━━━━━ GIVEN ENTRIES
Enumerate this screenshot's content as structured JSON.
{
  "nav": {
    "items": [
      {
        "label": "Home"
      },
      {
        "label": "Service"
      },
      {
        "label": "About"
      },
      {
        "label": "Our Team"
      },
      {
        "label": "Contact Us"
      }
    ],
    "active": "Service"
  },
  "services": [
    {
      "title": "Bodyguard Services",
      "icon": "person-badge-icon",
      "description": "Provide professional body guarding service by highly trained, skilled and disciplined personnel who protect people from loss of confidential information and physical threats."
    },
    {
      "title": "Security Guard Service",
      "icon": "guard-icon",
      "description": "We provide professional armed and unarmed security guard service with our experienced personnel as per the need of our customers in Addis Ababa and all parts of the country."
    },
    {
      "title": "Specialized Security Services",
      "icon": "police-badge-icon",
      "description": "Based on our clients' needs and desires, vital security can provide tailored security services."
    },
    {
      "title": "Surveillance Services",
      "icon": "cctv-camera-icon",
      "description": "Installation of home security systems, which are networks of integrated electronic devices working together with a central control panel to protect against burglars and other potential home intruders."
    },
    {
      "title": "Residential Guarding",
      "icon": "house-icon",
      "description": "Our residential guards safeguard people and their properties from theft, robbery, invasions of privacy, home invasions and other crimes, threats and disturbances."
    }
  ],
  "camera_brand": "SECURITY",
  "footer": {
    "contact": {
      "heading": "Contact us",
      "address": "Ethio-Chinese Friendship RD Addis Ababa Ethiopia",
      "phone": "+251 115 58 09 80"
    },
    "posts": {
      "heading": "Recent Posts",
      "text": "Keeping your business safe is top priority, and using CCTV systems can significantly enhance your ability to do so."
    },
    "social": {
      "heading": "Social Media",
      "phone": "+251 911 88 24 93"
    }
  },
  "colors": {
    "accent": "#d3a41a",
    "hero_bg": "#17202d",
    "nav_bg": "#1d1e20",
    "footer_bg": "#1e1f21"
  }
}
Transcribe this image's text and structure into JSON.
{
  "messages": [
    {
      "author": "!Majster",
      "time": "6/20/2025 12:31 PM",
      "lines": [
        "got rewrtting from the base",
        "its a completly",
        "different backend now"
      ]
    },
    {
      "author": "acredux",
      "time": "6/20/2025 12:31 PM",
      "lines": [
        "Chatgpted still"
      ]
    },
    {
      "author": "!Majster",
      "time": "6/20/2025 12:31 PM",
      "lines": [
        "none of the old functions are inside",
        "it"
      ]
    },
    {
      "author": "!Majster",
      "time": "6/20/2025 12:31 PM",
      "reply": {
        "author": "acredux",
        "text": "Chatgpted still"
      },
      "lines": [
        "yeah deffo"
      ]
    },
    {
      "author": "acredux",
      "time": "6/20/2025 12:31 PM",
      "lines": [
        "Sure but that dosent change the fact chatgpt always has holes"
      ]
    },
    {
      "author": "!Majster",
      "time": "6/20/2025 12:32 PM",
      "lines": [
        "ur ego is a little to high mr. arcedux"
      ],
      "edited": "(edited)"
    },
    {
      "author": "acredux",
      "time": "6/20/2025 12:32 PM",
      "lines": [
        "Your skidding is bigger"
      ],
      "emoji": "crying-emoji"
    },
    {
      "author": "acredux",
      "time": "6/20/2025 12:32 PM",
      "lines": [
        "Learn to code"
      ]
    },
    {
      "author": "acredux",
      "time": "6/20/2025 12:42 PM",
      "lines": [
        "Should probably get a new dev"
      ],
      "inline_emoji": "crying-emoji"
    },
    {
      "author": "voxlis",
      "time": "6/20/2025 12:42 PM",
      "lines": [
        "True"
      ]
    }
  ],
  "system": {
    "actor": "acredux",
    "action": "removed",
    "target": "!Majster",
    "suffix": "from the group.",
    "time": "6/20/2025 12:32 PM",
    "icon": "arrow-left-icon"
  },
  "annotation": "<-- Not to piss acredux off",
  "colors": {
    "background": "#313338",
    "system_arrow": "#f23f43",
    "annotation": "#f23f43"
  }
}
━━━━━━━━━━
Identify each line in the records above containing the word "label"; copy those lines.

        "label": "Home"
        "label": "Service"
        "label": "About"
        "label": "Our Team"
        "label": "Contact Us"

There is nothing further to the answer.